- _Check your understanding_
1. Reproduce the stretch of the thread on underwater welder pay from "## fishinfool (Jun" through "right on too.".
2. Summarize the thread on underwater welder pay in three sentences.

- _Given passage_
+++

# Underwater welders - How much do they make?



## GMTK (Sep 8, 2008)

Heard a story drinking with a buddy last night and need to call his bs. How much do underwater welders (working on rigs in gulf) make per week?


----------



## SeaTex (Aug 27, 2009)

Underwater welding jobs can start around $80,000; experienced underwater welders can pull down up to $200,000.00 a year, and day rates of $1000 are quite common.


----------



## GMTK (Sep 8, 2008)

Thanks, that's what I thought. He now owes me a bottle of bourbon....(he told me underwater welders make $10,000 a week....)


----------



## fangard (Apr 18, 2008)

GMTK said:


> Thanks, that's what I thought. He now owes me a bottle of bourbon....(he told me underwater welders make $10,000 a week....)


If $1000 a day is common, that would be $7K a week. Add a couple of hundred dollars to their day rate and you could approach 10K a week. Don't think they would make that on a very consistent basis, but it seems possible.


----------



## roundman (May 21, 2004)

and i dont think a underwater welders life span is that long,as in career wise


----------



## fishinfool (Jun 30, 2004)

10,000 a week is very possible. Saturation divers (not welding) just construction can clear 1000 to 1600 a day. this all depends on depth, the deeper they are working the more they make. Most of the permanant underwater welding is done in what they call a habitat. basically build a room around the weld that needs to be done and pump the water out. 

Roundman is right on too.

+++

[Saved data entries]

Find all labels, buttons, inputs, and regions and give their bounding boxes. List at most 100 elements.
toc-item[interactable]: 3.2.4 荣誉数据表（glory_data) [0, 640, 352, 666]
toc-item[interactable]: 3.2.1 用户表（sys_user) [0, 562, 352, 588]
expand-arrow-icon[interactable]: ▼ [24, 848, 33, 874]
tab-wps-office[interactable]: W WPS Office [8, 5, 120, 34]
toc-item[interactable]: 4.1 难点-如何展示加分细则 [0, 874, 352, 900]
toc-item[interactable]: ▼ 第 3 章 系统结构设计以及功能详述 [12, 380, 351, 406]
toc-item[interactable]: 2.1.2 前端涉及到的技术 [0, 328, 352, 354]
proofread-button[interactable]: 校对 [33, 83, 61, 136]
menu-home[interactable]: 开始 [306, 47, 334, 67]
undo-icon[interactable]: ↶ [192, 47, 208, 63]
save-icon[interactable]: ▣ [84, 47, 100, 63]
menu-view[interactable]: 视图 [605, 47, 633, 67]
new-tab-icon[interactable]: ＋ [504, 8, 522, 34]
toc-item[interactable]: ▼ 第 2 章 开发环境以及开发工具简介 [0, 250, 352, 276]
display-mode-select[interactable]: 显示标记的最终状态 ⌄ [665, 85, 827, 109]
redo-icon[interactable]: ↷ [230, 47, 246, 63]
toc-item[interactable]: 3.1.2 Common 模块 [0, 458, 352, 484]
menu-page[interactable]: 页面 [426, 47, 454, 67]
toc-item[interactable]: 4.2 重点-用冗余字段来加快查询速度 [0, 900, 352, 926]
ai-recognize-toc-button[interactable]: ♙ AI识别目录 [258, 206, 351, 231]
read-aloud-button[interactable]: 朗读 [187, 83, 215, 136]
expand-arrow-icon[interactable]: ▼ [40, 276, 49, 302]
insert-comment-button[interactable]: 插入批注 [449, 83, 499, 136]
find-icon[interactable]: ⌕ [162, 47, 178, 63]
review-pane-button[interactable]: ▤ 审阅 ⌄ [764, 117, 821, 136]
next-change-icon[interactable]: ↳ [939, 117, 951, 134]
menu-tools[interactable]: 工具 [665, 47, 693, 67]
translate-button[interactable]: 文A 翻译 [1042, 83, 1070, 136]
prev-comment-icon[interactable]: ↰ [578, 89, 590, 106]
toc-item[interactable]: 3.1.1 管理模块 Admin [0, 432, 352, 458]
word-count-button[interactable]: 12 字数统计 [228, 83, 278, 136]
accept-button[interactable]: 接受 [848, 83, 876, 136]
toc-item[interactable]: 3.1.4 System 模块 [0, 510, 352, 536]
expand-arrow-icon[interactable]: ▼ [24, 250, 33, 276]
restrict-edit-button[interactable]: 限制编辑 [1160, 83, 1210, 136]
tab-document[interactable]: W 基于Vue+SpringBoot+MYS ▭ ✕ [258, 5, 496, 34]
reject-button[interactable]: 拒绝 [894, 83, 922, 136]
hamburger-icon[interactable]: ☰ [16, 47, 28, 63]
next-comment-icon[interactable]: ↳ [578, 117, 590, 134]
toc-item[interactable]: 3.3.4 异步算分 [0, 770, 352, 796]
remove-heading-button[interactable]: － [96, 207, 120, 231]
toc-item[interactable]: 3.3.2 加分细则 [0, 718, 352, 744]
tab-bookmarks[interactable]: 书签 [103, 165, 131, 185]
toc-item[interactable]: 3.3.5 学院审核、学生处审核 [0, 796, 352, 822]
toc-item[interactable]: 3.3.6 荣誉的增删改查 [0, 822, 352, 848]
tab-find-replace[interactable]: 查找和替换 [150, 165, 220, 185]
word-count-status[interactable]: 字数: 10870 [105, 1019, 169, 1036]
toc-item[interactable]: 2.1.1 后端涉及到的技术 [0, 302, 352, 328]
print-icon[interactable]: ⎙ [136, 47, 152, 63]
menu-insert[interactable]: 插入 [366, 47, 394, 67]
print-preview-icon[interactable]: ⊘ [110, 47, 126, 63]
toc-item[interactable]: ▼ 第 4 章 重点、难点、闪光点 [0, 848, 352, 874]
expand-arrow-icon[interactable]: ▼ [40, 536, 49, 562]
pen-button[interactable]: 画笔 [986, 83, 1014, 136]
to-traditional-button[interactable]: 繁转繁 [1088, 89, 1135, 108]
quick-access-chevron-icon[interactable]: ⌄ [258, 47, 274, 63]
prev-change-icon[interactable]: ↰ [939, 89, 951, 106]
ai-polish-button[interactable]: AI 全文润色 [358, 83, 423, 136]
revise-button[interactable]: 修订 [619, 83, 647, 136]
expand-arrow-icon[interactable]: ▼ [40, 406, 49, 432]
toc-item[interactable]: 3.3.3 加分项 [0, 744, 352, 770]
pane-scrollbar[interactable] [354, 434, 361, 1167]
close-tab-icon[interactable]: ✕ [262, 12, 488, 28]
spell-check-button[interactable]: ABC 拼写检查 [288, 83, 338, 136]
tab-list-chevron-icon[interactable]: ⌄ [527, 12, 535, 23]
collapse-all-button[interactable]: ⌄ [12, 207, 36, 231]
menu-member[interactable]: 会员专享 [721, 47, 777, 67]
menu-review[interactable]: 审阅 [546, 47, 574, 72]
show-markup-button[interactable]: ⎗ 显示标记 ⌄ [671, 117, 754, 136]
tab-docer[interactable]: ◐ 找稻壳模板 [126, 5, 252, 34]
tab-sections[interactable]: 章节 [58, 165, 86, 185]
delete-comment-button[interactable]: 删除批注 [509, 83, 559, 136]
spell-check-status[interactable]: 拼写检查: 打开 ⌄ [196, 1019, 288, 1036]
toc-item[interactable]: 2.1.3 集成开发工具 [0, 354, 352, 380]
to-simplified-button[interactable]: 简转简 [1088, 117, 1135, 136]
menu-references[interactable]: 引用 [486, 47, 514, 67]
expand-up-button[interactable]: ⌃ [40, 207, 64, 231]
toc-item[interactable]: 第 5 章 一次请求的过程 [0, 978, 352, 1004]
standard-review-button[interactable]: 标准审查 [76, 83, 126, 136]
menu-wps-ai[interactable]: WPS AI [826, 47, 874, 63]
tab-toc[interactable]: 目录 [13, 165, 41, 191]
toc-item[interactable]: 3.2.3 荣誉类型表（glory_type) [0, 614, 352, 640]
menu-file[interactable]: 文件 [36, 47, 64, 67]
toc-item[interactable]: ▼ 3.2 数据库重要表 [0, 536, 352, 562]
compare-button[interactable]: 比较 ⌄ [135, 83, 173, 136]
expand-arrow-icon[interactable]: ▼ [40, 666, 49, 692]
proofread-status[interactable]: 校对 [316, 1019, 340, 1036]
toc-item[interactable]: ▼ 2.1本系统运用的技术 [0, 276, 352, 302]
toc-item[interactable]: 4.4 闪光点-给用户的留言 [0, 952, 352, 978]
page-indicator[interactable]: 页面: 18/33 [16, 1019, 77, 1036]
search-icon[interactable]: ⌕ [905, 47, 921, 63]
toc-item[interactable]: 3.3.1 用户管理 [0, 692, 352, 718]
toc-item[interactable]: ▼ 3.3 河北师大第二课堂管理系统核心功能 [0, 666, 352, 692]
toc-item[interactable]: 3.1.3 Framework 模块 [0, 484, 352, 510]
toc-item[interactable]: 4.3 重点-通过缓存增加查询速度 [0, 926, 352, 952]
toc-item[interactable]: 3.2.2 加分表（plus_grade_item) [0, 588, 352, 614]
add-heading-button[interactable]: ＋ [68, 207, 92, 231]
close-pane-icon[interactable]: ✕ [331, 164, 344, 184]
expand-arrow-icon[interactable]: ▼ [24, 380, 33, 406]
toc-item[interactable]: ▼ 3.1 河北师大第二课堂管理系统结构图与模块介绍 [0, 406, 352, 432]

+++

- _Answers per task_
1.
## fishinfool (Jun 30, 2004)

10,000 a week is very possible. Saturation divers (not welding) just construction can clear 1000 to 1600 a day. this all depends on depth, the deeper they are working the more they make. Most of the permanant underwater welding is done in what they call a habitat. basically build a room around the weld that needs to be done and pump the water out. 

Roundman is right on too.

2. A poster asks how much underwater welders working on Gulf rigs make per week, wanting to check a story a buddy told. One reply puts starting pay around $80,000 a year and experienced pay up to $200,000, with $1000 day rates common. Others suggest $10,000 a week is possible, since pay rises with higher day rates and greater depth, though perhaps not consistently, and note that the career is likely short.